TO BE DONE ->
Exactly repeat the full listing that follows.

··········

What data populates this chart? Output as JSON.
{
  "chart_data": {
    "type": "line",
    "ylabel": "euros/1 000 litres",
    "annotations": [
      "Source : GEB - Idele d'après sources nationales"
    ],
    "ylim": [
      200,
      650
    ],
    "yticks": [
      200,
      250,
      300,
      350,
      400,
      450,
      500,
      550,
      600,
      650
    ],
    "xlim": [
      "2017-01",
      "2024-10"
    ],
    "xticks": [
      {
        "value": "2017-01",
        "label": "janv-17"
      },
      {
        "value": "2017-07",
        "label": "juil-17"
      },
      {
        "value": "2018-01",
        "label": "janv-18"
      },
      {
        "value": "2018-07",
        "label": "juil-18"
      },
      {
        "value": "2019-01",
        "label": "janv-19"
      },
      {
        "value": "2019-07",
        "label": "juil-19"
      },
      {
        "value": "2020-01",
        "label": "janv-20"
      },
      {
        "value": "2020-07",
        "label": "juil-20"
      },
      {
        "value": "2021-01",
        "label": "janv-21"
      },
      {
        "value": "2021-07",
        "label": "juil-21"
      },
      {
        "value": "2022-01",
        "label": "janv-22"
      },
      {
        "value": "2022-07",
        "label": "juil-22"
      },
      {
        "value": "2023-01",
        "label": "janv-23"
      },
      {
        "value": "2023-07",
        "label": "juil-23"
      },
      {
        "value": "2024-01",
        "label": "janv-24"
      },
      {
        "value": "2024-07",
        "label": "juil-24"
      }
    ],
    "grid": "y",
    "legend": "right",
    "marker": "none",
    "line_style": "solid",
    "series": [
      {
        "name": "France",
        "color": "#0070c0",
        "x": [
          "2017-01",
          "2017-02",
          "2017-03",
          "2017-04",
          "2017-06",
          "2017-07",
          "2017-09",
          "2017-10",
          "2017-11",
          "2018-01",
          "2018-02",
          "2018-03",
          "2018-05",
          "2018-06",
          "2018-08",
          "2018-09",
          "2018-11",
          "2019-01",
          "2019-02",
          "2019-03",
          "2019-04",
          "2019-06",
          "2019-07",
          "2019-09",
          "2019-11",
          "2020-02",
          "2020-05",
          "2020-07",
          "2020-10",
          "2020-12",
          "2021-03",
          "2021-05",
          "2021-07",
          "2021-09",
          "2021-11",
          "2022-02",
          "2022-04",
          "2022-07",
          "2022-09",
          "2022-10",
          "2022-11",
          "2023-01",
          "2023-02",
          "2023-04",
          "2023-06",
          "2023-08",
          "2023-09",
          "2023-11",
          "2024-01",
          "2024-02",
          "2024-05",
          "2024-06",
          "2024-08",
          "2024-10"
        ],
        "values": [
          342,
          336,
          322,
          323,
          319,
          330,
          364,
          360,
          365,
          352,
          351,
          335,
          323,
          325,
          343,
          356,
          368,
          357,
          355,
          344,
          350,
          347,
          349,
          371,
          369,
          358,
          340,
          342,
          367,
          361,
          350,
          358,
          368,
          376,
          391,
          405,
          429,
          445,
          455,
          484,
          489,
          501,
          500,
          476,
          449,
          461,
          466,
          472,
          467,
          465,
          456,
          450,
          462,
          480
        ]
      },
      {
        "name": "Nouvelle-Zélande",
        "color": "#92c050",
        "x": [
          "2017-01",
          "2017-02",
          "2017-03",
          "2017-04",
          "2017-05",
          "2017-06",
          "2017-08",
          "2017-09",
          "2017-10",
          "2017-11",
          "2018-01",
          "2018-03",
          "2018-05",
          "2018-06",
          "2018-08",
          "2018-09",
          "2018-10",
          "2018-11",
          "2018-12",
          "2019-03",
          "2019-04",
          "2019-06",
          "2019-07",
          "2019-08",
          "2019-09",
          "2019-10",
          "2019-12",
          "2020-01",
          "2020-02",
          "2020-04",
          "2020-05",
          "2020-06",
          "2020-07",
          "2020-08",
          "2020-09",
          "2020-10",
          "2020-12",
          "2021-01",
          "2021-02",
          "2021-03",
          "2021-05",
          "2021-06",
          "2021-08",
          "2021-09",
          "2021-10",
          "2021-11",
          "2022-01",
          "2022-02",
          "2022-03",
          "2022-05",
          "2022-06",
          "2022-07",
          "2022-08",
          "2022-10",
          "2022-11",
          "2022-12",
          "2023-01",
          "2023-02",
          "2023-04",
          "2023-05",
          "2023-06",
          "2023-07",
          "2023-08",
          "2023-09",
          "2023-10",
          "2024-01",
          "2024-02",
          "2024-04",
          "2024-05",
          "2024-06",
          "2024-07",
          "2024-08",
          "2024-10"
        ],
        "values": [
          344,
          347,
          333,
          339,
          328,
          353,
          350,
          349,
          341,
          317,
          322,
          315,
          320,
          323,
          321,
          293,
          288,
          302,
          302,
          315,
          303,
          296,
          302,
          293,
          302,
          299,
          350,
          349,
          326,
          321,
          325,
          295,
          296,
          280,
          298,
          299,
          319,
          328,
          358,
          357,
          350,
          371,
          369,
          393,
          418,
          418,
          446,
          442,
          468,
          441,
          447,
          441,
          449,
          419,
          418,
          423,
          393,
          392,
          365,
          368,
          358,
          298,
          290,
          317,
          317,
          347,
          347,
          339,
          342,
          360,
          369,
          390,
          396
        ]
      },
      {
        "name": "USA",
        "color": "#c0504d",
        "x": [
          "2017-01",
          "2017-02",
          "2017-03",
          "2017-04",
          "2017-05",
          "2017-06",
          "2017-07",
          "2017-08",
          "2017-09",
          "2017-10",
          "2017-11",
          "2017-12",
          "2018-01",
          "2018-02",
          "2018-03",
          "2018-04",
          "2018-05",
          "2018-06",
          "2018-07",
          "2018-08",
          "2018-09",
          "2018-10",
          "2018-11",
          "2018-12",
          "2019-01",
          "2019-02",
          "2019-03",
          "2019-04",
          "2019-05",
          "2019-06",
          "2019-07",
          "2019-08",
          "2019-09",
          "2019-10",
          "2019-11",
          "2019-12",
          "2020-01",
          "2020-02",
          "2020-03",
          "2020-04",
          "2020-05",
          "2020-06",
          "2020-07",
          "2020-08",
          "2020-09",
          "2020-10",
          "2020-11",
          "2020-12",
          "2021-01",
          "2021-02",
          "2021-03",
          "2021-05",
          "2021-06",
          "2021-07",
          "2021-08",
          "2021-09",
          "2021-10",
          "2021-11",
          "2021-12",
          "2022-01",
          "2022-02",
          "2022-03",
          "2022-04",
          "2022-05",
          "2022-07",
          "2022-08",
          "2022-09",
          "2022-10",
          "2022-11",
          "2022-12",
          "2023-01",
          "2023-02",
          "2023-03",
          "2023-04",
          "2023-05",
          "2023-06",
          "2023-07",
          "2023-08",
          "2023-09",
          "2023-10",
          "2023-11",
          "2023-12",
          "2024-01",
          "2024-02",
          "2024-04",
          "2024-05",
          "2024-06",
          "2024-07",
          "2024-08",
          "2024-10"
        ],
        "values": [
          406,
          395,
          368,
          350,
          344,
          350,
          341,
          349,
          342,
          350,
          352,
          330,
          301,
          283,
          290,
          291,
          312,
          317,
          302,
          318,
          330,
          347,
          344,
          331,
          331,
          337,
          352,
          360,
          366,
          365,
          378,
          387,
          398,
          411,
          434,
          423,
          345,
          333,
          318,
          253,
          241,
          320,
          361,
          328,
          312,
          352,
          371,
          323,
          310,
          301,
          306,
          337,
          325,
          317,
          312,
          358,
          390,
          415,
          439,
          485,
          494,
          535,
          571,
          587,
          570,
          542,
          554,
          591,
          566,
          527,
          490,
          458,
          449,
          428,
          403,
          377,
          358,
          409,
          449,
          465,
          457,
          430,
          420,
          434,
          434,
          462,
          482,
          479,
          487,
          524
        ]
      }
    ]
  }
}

··········

RESULT FOR THIS EXERCISE ->
What data populates this chart? Output as JSON.
{
  "chart_data": {
    "type": "line",
    "ylabel": "euros/1 000 litres",
    "annotations": [
      "Source : GEB - Idele d'après sources nationales"
    ],
    "ylim": [
      200,
      650
    ],
    "yticks": [
      200,
      250,
      300,
      350,
      400,
      450,
      500,
      550,
      600,
      650
    ],
    "xlim": [
      "2017-01",
      "2024-10"
    ],
    "xticks": [
      {
        "value": "2017-01",
        "label": "janv-17"
      },
      {
        "value": "2017-07",
        "label": "juil-17"
      },
      {
        "value": "2018-01",
        "label": "janv-18"
      },
      {
        "value": "2018-07",
        "label": "juil-18"
      },
      {
        "value": "2019-01",
        "label": "janv-19"
      },
      {
        "value": "2019-07",
        "label": "juil-19"
      },
      {
        "value": "2020-01",
        "label": "janv-20"
      },
      {
        "value": "2020-07",
        "label": "juil-20"
      },
      {
        "value": "2021-01",
        "label": "janv-21"
      },
      {
        "value": "2021-07",
        "label": "juil-21"
      },
      {
        "value": "2022-01",
        "label": "janv-22"
      },
      {
        "value": "2022-07",
        "label": "juil-22"
      },
      {
        "value": "2023-01",
        "label": "janv-23"
      },
      {
        "value": "2023-07",
        "label": "juil-23"
      },
      {
        "value": "2024-01",
        "label": "janv-24"
      },
      {
        "value": "2024-07",
        "label": "juil-24"
      }
    ],
    "grid": "y",
    "legend": "right",
    "marker": "none",
    "line_style": "solid",
    "series": [
      {
        "name": "France",
        "color": "#0070c0",
        "x": [
          "2017-01",
          "2017-02",
          "2017-03",
          "2017-04",
          "2017-06",
          "2017-07",
          "2017-09",
          "2017-10",
          "2017-11",
          "2018-01",
          "2018-02",
          "2018-03",
          "2018-05",
          "2018-06",
          "2018-08",
          "2018-09",
          "2018-11",
          "2019-01",
          "2019-02",
          "2019-03",
          "2019-04",
          "2019-06",
          "2019-07",
          "2019-09",
          "2019-11",
          "2020-02",
          "2020-05",
          "2020-07",
          "2020-10",
          "2020-12",
          "2021-03",
          "2021-05",
          "2021-07",
          "2021-09",
          "2021-11",
          "2022-02",
          "2022-04",
          "2022-07",
          "2022-09",
          "2022-10",
          "2022-11",
          "2023-01",
          "2023-02",
          "2023-04",
          "2023-06",
          "2023-08",
          "2023-09",
          "2023-11",
          "2024-01",
          "2024-02",
          "2024-05",
          "2024-06",
          "2024-08",
          "2024-10"
        ],
        "values": [
          342,
          336,
          322,
          323,
          319,
          330,
          364,
          360,
          365,
          352,
          351,
          335,
          323,
          325,
          343,
          356,
          368,
          357,
          355,
          344,
          350,
          347,
          349,
          371,
          369,
          358,
          340,
          342,
          367,
          361,
          350,
          358,
          368,
          376,
          391,
          405,
          429,
          445,
          455,
          484,
          489,
          501,
          500,
          476,
          449,
          461,
          466,
          472,
          467,
          465,
          456,
          450,
          462,
          480
        ]
      },
      {
        "name": "Nouvelle-Zélande",
        "color": "#92c050",
        "x": [
          "2017-01",
          "2017-02",
          "2017-03",
          "2017-04",
          "2017-05",
          "2017-06",
          "2017-08",
          "2017-09",
          "2017-10",
          "2017-11",
          "2018-01",
          "2018-03",
          "2018-05",
          "2018-06",
          "2018-08",
          "2018-09",
          "2018-10",
          "2018-11",
          "2018-12",
          "2019-03",
          "2019-04",
          "2019-06",
          "2019-07",
          "2019-08",
          "2019-09",
          "2019-10",
          "2019-12",
          "2020-01",
          "2020-02",
          "2020-04",
          "2020-05",
          "2020-06",
          "2020-07",
          "2020-08",
          "2020-09",
          "2020-10",
          "2020-12",
          "2021-01",
          "2021-02",
          "2021-03",
          "2021-05",
          "2021-06",
          "2021-08",
          "2021-09",
          "2021-10",
          "2021-11",
          "2022-01",
          "2022-02",
          "2022-03",
          "2022-05",
          "2022-06",
          "2022-07",
          "2022-08",
          "2022-10",
          "2022-11",
          "2022-12",
          "2023-01",
          "2023-02",
          "2023-04",
          "2023-05",
          "2023-06",
          "2023-07",
          "2023-08",
          "2023-09",
          "2023-10",
          "2024-01",
          "2024-02",
          "2024-04",
          "2024-05",
          "2024-06",
          "2024-07",
          "2024-08",
          "2024-10"
        ],
        "values": [
          344,
          347,
          333,
          339,
          328,
          353,
          350,
          349,
          341,
          317,
          322,
          315,
          320,
          323,
          321,
          293,
          288,
          302,
          302,
          315,
          303,
          296,
          302,
          293,
          302,
          299,
          350,
          349,
          326,
          321,
          325,
          295,
          296,
          280,
          298,
          299,
          319,
          328,
          358,
          357,
          350,
          371,
          369,
          393,
          418,
          418,
          446,
          442,
          468,
          441,
          447,
          441,
          449,
          419,
          418,
          423,
          393,
          392,
          365,
          368,
          358,
          298,
          290,
          317,
          317,
          347,
          347,
          339,
          342,
          360,
          369,
          390,
          396
        ]
      },
      {
        "name": "USA",
        "color": "#c0504d",
        "x": [
          "2017-01",
          "2017-02",
          "2017-03",
          "2017-04",
          "2017-05",
          "2017-06",
          "2017-07",
          "2017-08",
          "2017-09",
          "2017-10",
          "2017-11",
          "2017-12",
          "2018-01",
          "2018-02",
          "2018-03",
          "2018-04",
          "2018-05",
          "2018-06",
          "2018-07",
          "2018-08",
          "2018-09",
          "2018-10",
          "2018-11",
          "2018-12",
          "2019-01",
          "2019-02",
          "2019-03",
          "2019-04",
          "2019-05",
          "2019-06",
          "2019-07",
          "2019-08",
          "2019-09",
          "2019-10",
          "2019-11",
          "2019-12",
          "2020-01",
          "2020-02",
          "2020-03",
          "2020-04",
          "2020-05",
          "2020-06",
          "2020-07",
          "2020-08",
          "2020-09",
          "2020-10",
          "2020-11",
          "2020-12",
          "2021-01",
          "2021-02",
          "2021-03",
          "2021-05",
          "2021-06",
          "2021-07",
          "2021-08",
          "2021-09",
          "2021-10",
          "2021-11",
          "2021-12",
          "2022-01",
          "2022-02",
          "2022-03",
          "2022-04",
          "2022-05",
          "2022-07",
          "2022-08",
          "2022-09",
          "2022-10",
          "2022-11",
          "2022-12",
          "2023-01",
          "2023-02",
          "2023-03",
          "2023-04",
          "2023-05",
          "2023-06",
          "2023-07",
          "2023-08",
          "2023-09",
          "2023-10",
          "2023-11",
          "2023-12",
          "2024-01",
          "2024-02",
          "2024-04",
          "2024-05",
          "2024-06",
          "2024-07",
          "2024-08",
          "2024-10"
        ],
        "values": [
          406,
          395,
          368,
          350,
          344,
          350,
          341,
          349,
          342,
          350,
          352,
          330,
          301,
          283,
          290,
          291,
          312,
          317,
          302,
          318,
          330,
          347,
          344,
          331,
          331,
          337,
          352,
          360,
          366,
          365,
          378,
          387,
          398,
          411,
          434,
          423,
          345,
          333,
          318,
          253,
          241,
          320,
          361,
          328,
          312,
          352,
          371,
          323,
          310,
          301,
          306,
          337,
          325,
          317,
          312,
          358,
          390,
          415,
          439,
          485,
          494,
          535,
          571,
          587,
          570,
          542,
          554,
          591,
          566,
          527,
          490,
          458,
          449,
          428,
          403,
          377,
          358,
          409,
          449,
          465,
          457,
          430,
          420,
          434,
          434,
          462,
          482,
          479,
          487,
          524
        ]
      }
    ]
  }
}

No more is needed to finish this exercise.